<<<<
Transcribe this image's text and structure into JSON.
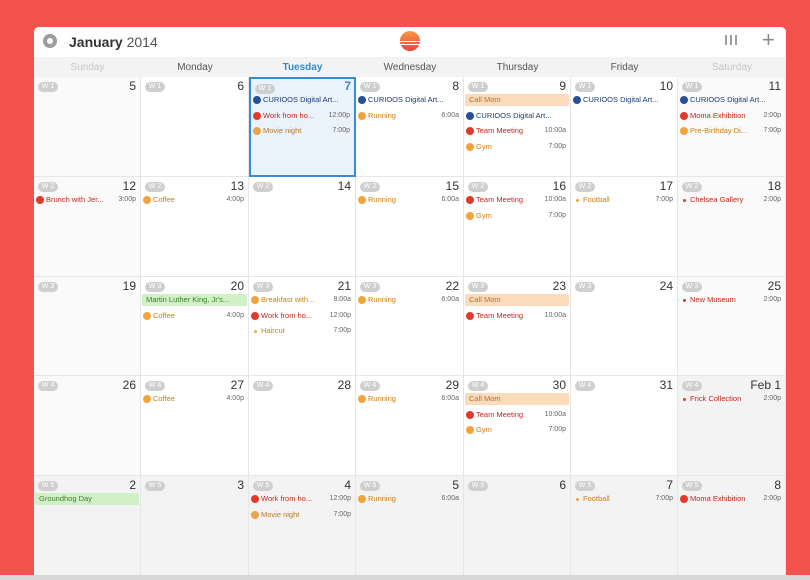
{
  "header": {
    "month": "January",
    "year": " 2014",
    "settings_icon": "gear-icon",
    "logo_icon": "sunrise-logo-icon",
    "view_icon": "columns-view-icon",
    "add_icon": "plus-icon",
    "add_label": "+"
  },
  "weekdays": [
    {
      "label": "Sunday",
      "style": "weekend"
    },
    {
      "label": "Monday",
      "style": ""
    },
    {
      "label": "Tuesday",
      "style": "today"
    },
    {
      "label": "Wednesday",
      "style": ""
    },
    {
      "label": "Thursday",
      "style": ""
    },
    {
      "label": "Friday",
      "style": ""
    },
    {
      "label": "Saturday",
      "style": "weekend"
    }
  ],
  "weeks": [
    {
      "badge": "W 1",
      "days": [
        {
          "num": "5",
          "events": []
        },
        {
          "num": "6",
          "events": []
        },
        {
          "num": "7",
          "today": true,
          "events": [
            {
              "name": "CURIOOS Digital Art...",
              "time": "",
              "color": "blue",
              "kind": "icon"
            },
            {
              "name": "Work from ho...",
              "time": "12:00p",
              "color": "red",
              "kind": "icon"
            },
            {
              "name": "Movie night",
              "time": "7:00p",
              "color": "brown",
              "kind": "icon"
            }
          ]
        },
        {
          "num": "8",
          "events": [
            {
              "name": "CURIOOS Digital Art...",
              "time": "",
              "color": "blue",
              "kind": "icon"
            },
            {
              "name": "Running",
              "time": "6:00a",
              "color": "orange",
              "kind": "icon"
            }
          ]
        },
        {
          "num": "9",
          "events": [
            {
              "name": "Call Mom",
              "time": "",
              "color": "peach",
              "kind": "allday"
            },
            {
              "name": "CURIOOS Digital Art...",
              "time": "",
              "color": "blue",
              "kind": "icon"
            },
            {
              "name": "Team Meeting",
              "time": "10:00a",
              "color": "red",
              "kind": "icon"
            },
            {
              "name": "Gym",
              "time": "7:00p",
              "color": "orange",
              "kind": "icon"
            }
          ]
        },
        {
          "num": "10",
          "events": [
            {
              "name": "CURIOOS Digital Art...",
              "time": "",
              "color": "blue",
              "kind": "icon"
            }
          ]
        },
        {
          "num": "11",
          "events": [
            {
              "name": "CURIOOS Digital Art...",
              "time": "",
              "color": "blue",
              "kind": "icon"
            },
            {
              "name": "Moma Exhibition",
              "time": "2:00p",
              "color": "red",
              "kind": "icon"
            },
            {
              "name": "Pre-Birthday Di...",
              "time": "7:00p",
              "color": "orange",
              "kind": "icon"
            }
          ]
        }
      ]
    },
    {
      "badge": "W 2",
      "days": [
        {
          "num": "12",
          "events": [
            {
              "name": "Brunch with Jer...",
              "time": "3:00p",
              "color": "red",
              "kind": "icon"
            }
          ]
        },
        {
          "num": "13",
          "events": [
            {
              "name": "Coffee",
              "time": "4:00p",
              "color": "orange",
              "kind": "icon"
            }
          ]
        },
        {
          "num": "14",
          "events": []
        },
        {
          "num": "15",
          "events": [
            {
              "name": "Running",
              "time": "6:00a",
              "color": "orange",
              "kind": "icon"
            }
          ]
        },
        {
          "num": "16",
          "events": [
            {
              "name": "Team Meeting",
              "time": "10:00a",
              "color": "red",
              "kind": "icon"
            },
            {
              "name": "Gym",
              "time": "7:00p",
              "color": "orange",
              "kind": "icon"
            }
          ]
        },
        {
          "num": "17",
          "events": [
            {
              "name": "Football",
              "time": "7:00p",
              "color": "orange",
              "kind": "dot"
            }
          ]
        },
        {
          "num": "18",
          "events": [
            {
              "name": "Chelsea Gallery",
              "time": "2:00p",
              "color": "red",
              "kind": "dot"
            }
          ]
        }
      ]
    },
    {
      "badge": "W 3",
      "days": [
        {
          "num": "19",
          "events": []
        },
        {
          "num": "20",
          "events": [
            {
              "name": "Martin Luther King, Jr's...",
              "time": "",
              "color": "green",
              "kind": "allday"
            },
            {
              "name": "Coffee",
              "time": "4:00p",
              "color": "orange",
              "kind": "icon"
            }
          ]
        },
        {
          "num": "21",
          "events": [
            {
              "name": "Breakfast with...",
              "time": "8:00a",
              "color": "orange",
              "kind": "icon"
            },
            {
              "name": "Work from ho...",
              "time": "12:00p",
              "color": "red",
              "kind": "icon"
            },
            {
              "name": "Haircut",
              "time": "7:00p",
              "color": "orange",
              "kind": "dot"
            }
          ]
        },
        {
          "num": "22",
          "events": [
            {
              "name": "Running",
              "time": "6:00a",
              "color": "orange",
              "kind": "icon"
            }
          ]
        },
        {
          "num": "23",
          "events": [
            {
              "name": "Call Mom",
              "time": "",
              "color": "peach",
              "kind": "allday"
            },
            {
              "name": "Team Meeting",
              "time": "10:00a",
              "color": "red",
              "kind": "icon"
            }
          ]
        },
        {
          "num": "24",
          "events": []
        },
        {
          "num": "25",
          "events": [
            {
              "name": "New Museum",
              "time": "2:00p",
              "color": "red",
              "kind": "dot"
            }
          ]
        }
      ]
    },
    {
      "badge": "W 4",
      "days": [
        {
          "num": "26",
          "events": []
        },
        {
          "num": "27",
          "events": [
            {
              "name": "Coffee",
              "time": "4:00p",
              "color": "orange",
              "kind": "icon"
            }
          ]
        },
        {
          "num": "28",
          "events": []
        },
        {
          "num": "29",
          "events": [
            {
              "name": "Running",
              "time": "6:00a",
              "color": "orange",
              "kind": "icon"
            }
          ]
        },
        {
          "num": "30",
          "events": [
            {
              "name": "Call Mom",
              "time": "",
              "color": "peach",
              "kind": "allday"
            },
            {
              "name": "Team Meeting",
              "time": "10:00a",
              "color": "red",
              "kind": "icon"
            },
            {
              "name": "Gym",
              "time": "7:00p",
              "color": "orange",
              "kind": "icon"
            }
          ]
        },
        {
          "num": "31",
          "events": []
        },
        {
          "num": "Feb 1",
          "gray": true,
          "events": [
            {
              "name": "Frick Collection",
              "time": "2:00p",
              "color": "red",
              "kind": "dot"
            }
          ]
        }
      ]
    },
    {
      "badge": "W 5",
      "days": [
        {
          "num": "2",
          "gray": true,
          "events": [
            {
              "name": "Groundhog Day",
              "time": "",
              "color": "green",
              "kind": "allday"
            }
          ]
        },
        {
          "num": "3",
          "gray": true,
          "events": []
        },
        {
          "num": "4",
          "gray": true,
          "events": [
            {
              "name": "Work from ho...",
              "time": "12:00p",
              "color": "red",
              "kind": "icon"
            },
            {
              "name": "Movie night",
              "time": "7:00p",
              "color": "brown",
              "kind": "icon"
            }
          ]
        },
        {
          "num": "5",
          "gray": true,
          "events": [
            {
              "name": "Running",
              "time": "6:00a",
              "color": "orange",
              "kind": "icon"
            }
          ]
        },
        {
          "num": "6",
          "gray": true,
          "events": []
        },
        {
          "num": "7",
          "gray": true,
          "events": [
            {
              "name": "Football",
              "time": "7:00p",
              "color": "orange",
              "kind": "dot"
            }
          ]
        },
        {
          "num": "8",
          "gray": true,
          "events": [
            {
              "name": "Moma Exhibition",
              "time": "2:00p",
              "color": "red",
              "kind": "icon"
            }
          ]
        }
      ]
    }
  ]
}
>>>>
#### [GIVEN INSTRUCTION]
Omit the pictures. Transcribe every record exactly.

#### [FINISHED ANSWER]
Transcribe this image's text and structure into JSON.
{
  "header": {
    "month": "January",
    "year": " 2014",
    "settings_icon": "gear-icon",
    "logo_icon": "sunrise-logo-icon",
    "view_icon": "columns-view-icon",
    "add_icon": "plus-icon",
    "add_label": "+"
  },
  "weekdays": [
    {
      "label": "Sunday",
      "style": "weekend"
    },
    {
      "label": "Monday",
      "style": ""
    },
    {
      "label": "Tuesday",
      "style": "today"
    },
    {
      "label": "Wednesday",
      "style": ""
    },
    {
      "label": "Thursday",
      "style": ""
    },
    {
      "label": "Friday",
      "style": ""
    },
    {
      "label": "Saturday",
      "style": "weekend"
    }
  ],
  "weeks": [
    {
      "badge": "W 1",
      "days": [
        {
          "num": "5",
          "events": []
        },
        {
          "num": "6",
          "events": []
        },
        {
          "num": "7",
          "today": true,
          "events": [
            {
              "name": "CURIOOS Digital Art...",
              "time": "",
              "color": "blue",
              "kind": "icon"
            },
            {
              "name": "Work from ho...",
              "time": "12:00p",
              "color": "red",
              "kind": "icon"
            },
            {
              "name": "Movie night",
              "time": "7:00p",
              "color": "brown",
              "kind": "icon"
            }
          ]
        },
        {
          "num": "8",
          "events": [
            {
              "name": "CURIOOS Digital Art...",
              "time": "",
              "color": "blue",
              "kind": "icon"
            },
            {
              "name": "Running",
              "time": "6:00a",
              "color": "orange",
              "kind": "icon"
            }
          ]
        },
        {
          "num": "9",
          "events": [
            {
              "name": "Call Mom",
              "time": "",
              "color": "peach",
              "kind": "allday"
            },
            {
              "name": "CURIOOS Digital Art...",
              "time": "",
              "color": "blue",
              "kind": "icon"
            },
            {
              "name": "Team Meeting",
              "time": "10:00a",
              "color": "red",
              "kind": "icon"
            },
            {
              "name": "Gym",
              "time": "7:00p",
              "color": "orange",
              "kind": "icon"
            }
          ]
        },
        {
          "num": "10",
          "events": [
            {
              "name": "CURIOOS Digital Art...",
              "time": "",
              "color": "blue",
              "kind": "icon"
            }
          ]
        },
        {
          "num": "11",
          "events": [
            {
              "name": "CURIOOS Digital Art...",
              "time": "",
              "color": "blue",
              "kind": "icon"
            },
            {
              "name": "Moma Exhibition",
              "time": "2:00p",
              "color": "red",
              "kind": "icon"
            },
            {
              "name": "Pre-Birthday Di...",
              "time": "7:00p",
              "color": "orange",
              "kind": "icon"
            }
          ]
        }
      ]
    },
    {
      "badge": "W 2",
      "days": [
        {
          "num": "12",
          "events": [
            {
              "name": "Brunch with Jer...",
              "time": "3:00p",
              "color": "red",
              "kind": "icon"
            }
          ]
        },
        {
          "num": "13",
          "events": [
            {
              "name": "Coffee",
              "time": "4:00p",
              "color": "orange",
              "kind": "icon"
            }
          ]
        },
        {
          "num": "14",
          "events": []
        },
        {
          "num": "15",
          "events": [
            {
              "name": "Running",
              "time": "6:00a",
              "color": "orange",
              "kind": "icon"
            }
          ]
        },
        {
          "num": "16",
          "events": [
            {
              "name": "Team Meeting",
              "time": "10:00a",
              "color": "red",
              "kind": "icon"
            },
            {
              "name": "Gym",
              "time": "7:00p",
              "color": "orange",
              "kind": "icon"
            }
          ]
        },
        {
          "num": "17",
          "events": [
            {
              "name": "Football",
              "time": "7:00p",
              "color": "orange",
              "kind": "dot"
            }
          ]
        },
        {
          "num": "18",
          "events": [
            {
              "name": "Chelsea Gallery",
              "time": "2:00p",
              "color": "red",
              "kind": "dot"
            }
          ]
        }
      ]
    },
    {
      "badge": "W 3",
      "days": [
        {
          "num": "19",
          "events": []
        },
        {
          "num": "20",
          "events": [
            {
              "name": "Martin Luther King, Jr's...",
              "time": "",
              "color": "green",
              "kind": "allday"
            },
            {
              "name": "Coffee",
              "time": "4:00p",
              "color": "orange",
              "kind": "icon"
            }
          ]
        },
        {
          "num": "21",
          "events": [
            {
              "name": "Breakfast with...",
              "time": "8:00a",
              "color": "orange",
              "kind": "icon"
            },
            {
              "name": "Work from ho...",
              "time": "12:00p",
              "color": "red",
              "kind": "icon"
            },
            {
              "name": "Haircut",
              "time": "7:00p",
              "color": "orange",
              "kind": "dot"
            }
          ]
        },
        {
          "num": "22",
          "events": [
            {
              "name": "Running",
              "time": "6:00a",
              "color": "orange",
              "kind": "icon"
            }
          ]
        },
        {
          "num": "23",
          "events": [
            {
              "name": "Call Mom",
              "time": "",
              "color": "peach",
              "kind": "allday"
            },
            {
              "name": "Team Meeting",
              "time": "10:00a",
              "color": "red",
              "kind": "icon"
            }
          ]
        },
        {
          "num": "24",
          "events": []
        },
        {
          "num": "25",
          "events": [
            {
              "name": "New Museum",
              "time": "2:00p",
              "color": "red",
              "kind": "dot"
            }
          ]
        }
      ]
    },
    {
      "badge": "W 4",
      "days": [
        {
          "num": "26",
          "events": []
        },
        {
          "num": "27",
          "events": [
            {
              "name": "Coffee",
              "time": "4:00p",
              "color": "orange",
              "kind": "icon"
            }
          ]
        },
        {
          "num": "28",
          "events": []
        },
        {
          "num": "29",
          "events": [
            {
              "name": "Running",
              "time": "6:00a",
              "color": "orange",
              "kind": "icon"
            }
          ]
        },
        {
          "num": "30",
          "events": [
            {
              "name": "Call Mom",
              "time": "",
              "color": "peach",
              "kind": "allday"
            },
            {
              "name": "Team Meeting",
              "time": "10:00a",
              "color": "red",
              "kind": "icon"
            },
            {
              "name": "Gym",
              "time": "7:00p",
              "color": "orange",
              "kind": "icon"
            }
          ]
        },
        {
          "num": "31",
          "events": []
        },
        {
          "num": "Feb 1",
          "gray": true,
          "events": [
            {
              "name": "Frick Collection",
              "time": "2:00p",
              "color": "red",
              "kind": "dot"
            }
          ]
        }
      ]
    },
    {
      "badge": "W 5",
      "days": [
        {
          "num": "2",
          "gray": true,
          "events": [
            {
              "name": "Groundhog Day",
              "time": "",
              "color": "green",
              "kind": "allday"
            }
          ]
        },
        {
          "num": "3",
          "gray": true,
          "events": []
        },
        {
          "num": "4",
          "gray": true,
          "events": [
            {
              "name": "Work from ho...",
              "time": "12:00p",
              "color": "red",
              "kind": "icon"
            },
            {
              "name": "Movie night",
              "time": "7:00p",
              "color": "brown",
              "kind": "icon"
            }
          ]
        },
        {
          "num": "5",
          "gray": true,
          "events": [
            {
              "name": "Running",
              "time": "6:00a",
              "color": "orange",
              "kind": "icon"
            }
          ]
        },
        {
          "num": "6",
          "gray": true,
          "events": []
        },
        {
          "num": "7",
          "gray": true,
          "events": [
            {
              "name": "Football",
              "time": "7:00p",
              "color": "orange",
              "kind": "dot"
            }
          ]
        },
        {
          "num": "8",
          "gray": true,
          "events": [
            {
              "name": "Moma Exhibition",
              "time": "2:00p",
              "color": "red",
              "kind": "icon"
            }
          ]
        }
      ]
    }
  ]
}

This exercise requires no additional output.